Every record must be repeated exactly, with no omission.

- - - - - - -

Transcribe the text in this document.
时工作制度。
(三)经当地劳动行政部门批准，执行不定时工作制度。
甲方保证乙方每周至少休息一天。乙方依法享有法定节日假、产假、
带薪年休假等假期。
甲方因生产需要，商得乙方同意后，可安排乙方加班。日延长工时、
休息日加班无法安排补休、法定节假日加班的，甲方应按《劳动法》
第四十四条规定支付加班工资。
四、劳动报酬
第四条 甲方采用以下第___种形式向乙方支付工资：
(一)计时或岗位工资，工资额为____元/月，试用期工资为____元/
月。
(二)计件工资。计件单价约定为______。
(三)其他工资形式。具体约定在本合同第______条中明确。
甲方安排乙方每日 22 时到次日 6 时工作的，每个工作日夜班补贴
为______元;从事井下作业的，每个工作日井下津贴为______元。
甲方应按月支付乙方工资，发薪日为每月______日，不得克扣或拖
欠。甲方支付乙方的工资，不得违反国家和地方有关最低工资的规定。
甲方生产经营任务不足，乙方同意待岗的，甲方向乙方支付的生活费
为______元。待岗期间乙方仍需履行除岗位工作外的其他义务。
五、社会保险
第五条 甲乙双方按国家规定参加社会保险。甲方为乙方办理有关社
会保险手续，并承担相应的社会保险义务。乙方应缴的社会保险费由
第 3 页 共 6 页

- - - - - - -

__Exercise response__:
Transcribe the text in this document.
时工作制度。
(三)经当地劳动行政部门批准，执行不定时工作制度。
甲方保证乙方每周至少休息一天。乙方依法享有法定节日假、产假、
带薪年休假等假期。
甲方因生产需要，商得乙方同意后，可安排乙方加班。日延长工时、
休息日加班无法安排补休、法定节假日加班的，甲方应按《劳动法》
第四十四条规定支付加班工资。
四、劳动报酬
第四条 甲方采用以下第___种形式向乙方支付工资：
(一)计时或岗位工资，工资额为____元/月，试用期工资为____元/
月。
(二)计件工资。计件单价约定为______。
(三)其他工资形式。具体约定在本合同第______条中明确。
甲方安排乙方每日 22 时到次日 6 时工作的，每个工作日夜班补贴
为______元;从事井下作业的，每个工作日井下津贴为______元。
甲方应按月支付乙方工资，发薪日为每月______日，不得克扣或拖
欠。甲方支付乙方的工资，不得违反国家和地方有关最低工资的规定。
甲方生产经营任务不足，乙方同意待岗的，甲方向乙方支付的生活费
为______元。待岗期间乙方仍需履行除岗位工作外的其他义务。
五、社会保险
第五条 甲乙双方按国家规定参加社会保险。甲方为乙方办理有关社
会保险手续，并承担相应的社会保险义务。乙方应缴的社会保险费由
第 3 页 共 6 页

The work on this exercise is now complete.